→ **TASK INSTRUCTIONS**
Report how many lines of the listing below include the word "muloqot". Give nothing but the number.
::::
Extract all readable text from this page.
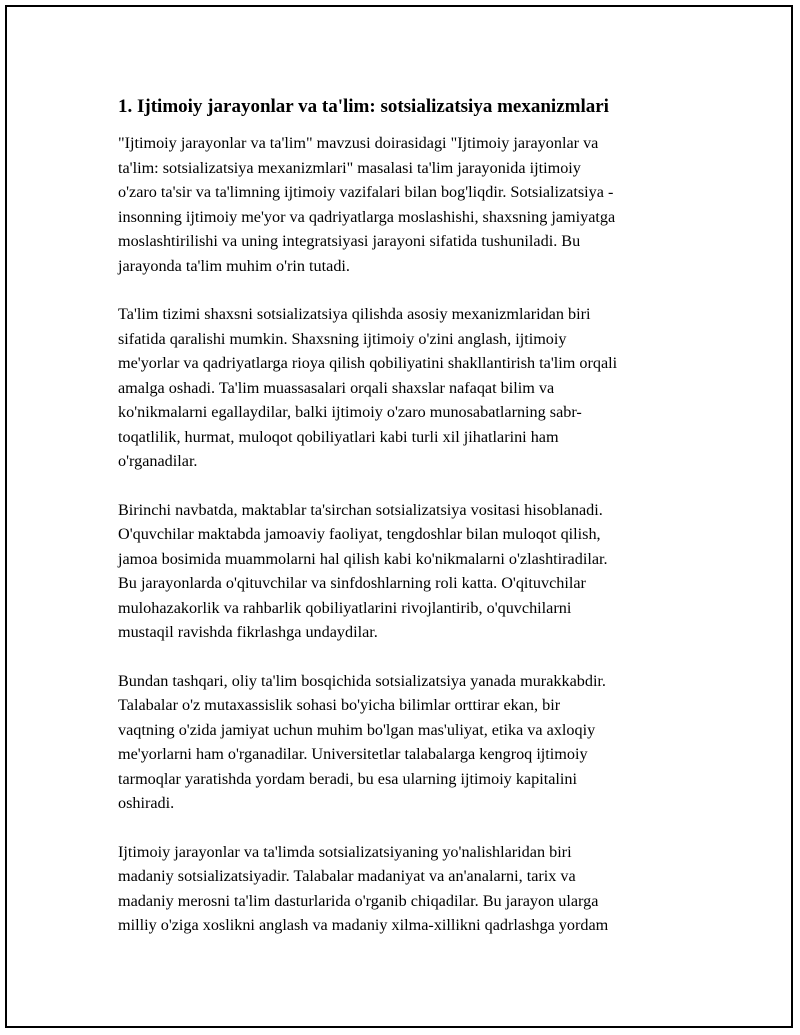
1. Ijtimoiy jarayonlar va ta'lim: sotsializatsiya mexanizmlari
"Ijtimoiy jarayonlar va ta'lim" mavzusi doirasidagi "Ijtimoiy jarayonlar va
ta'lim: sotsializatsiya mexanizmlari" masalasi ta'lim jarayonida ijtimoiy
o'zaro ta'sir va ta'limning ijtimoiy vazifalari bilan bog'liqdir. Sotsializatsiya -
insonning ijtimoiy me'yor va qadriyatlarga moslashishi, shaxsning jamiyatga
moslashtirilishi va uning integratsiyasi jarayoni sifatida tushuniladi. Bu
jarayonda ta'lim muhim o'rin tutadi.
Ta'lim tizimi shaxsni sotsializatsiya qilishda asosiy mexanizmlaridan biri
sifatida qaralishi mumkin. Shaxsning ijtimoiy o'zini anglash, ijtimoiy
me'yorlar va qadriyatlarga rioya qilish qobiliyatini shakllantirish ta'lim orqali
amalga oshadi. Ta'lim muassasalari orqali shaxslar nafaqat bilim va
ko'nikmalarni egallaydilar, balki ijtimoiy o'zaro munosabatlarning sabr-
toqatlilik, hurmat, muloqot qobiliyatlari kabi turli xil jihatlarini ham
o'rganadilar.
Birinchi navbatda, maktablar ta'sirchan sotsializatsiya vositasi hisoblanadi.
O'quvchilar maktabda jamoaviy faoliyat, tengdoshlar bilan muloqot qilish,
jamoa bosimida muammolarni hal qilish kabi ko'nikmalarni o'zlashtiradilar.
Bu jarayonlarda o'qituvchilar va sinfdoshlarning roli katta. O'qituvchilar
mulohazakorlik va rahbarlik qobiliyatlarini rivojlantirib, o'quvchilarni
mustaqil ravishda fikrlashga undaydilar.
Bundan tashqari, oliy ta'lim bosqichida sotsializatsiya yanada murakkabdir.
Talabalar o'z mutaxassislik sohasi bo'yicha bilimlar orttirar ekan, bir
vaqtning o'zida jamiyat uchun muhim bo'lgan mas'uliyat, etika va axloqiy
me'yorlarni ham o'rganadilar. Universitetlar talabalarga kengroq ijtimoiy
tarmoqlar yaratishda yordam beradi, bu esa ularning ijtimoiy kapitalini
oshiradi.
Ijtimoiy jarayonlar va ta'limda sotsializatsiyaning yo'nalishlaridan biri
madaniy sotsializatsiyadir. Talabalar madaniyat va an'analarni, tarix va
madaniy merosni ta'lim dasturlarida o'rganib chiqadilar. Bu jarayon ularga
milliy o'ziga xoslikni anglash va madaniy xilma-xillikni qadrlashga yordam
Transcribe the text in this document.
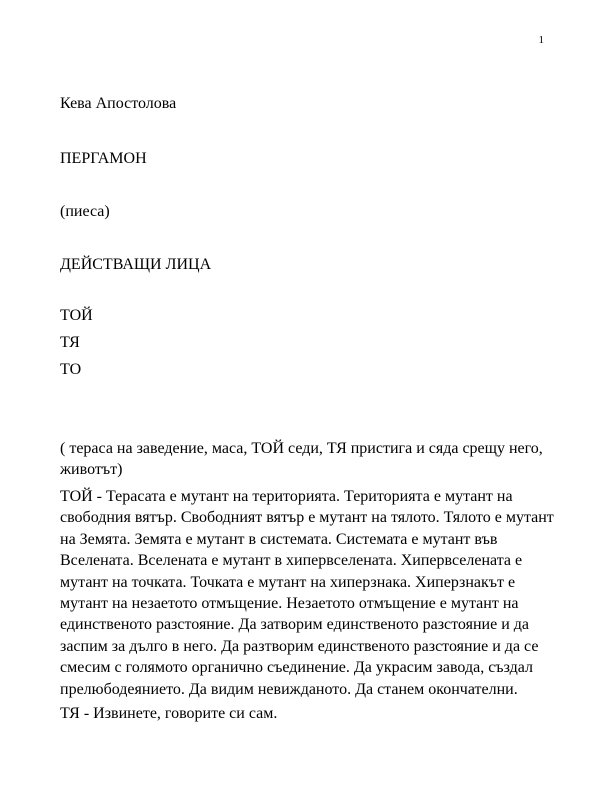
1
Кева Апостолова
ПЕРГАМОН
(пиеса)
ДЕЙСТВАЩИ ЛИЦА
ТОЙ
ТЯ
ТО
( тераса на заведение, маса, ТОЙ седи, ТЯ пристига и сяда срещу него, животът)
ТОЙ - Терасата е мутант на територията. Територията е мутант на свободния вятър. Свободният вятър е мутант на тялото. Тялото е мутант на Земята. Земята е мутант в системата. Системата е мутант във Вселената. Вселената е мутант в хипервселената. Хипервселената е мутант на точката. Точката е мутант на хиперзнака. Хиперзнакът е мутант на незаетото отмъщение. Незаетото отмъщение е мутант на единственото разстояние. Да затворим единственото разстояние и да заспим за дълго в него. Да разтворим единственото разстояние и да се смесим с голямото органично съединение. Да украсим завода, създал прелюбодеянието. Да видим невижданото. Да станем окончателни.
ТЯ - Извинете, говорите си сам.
::::
→ **FULL RESPONSE**
2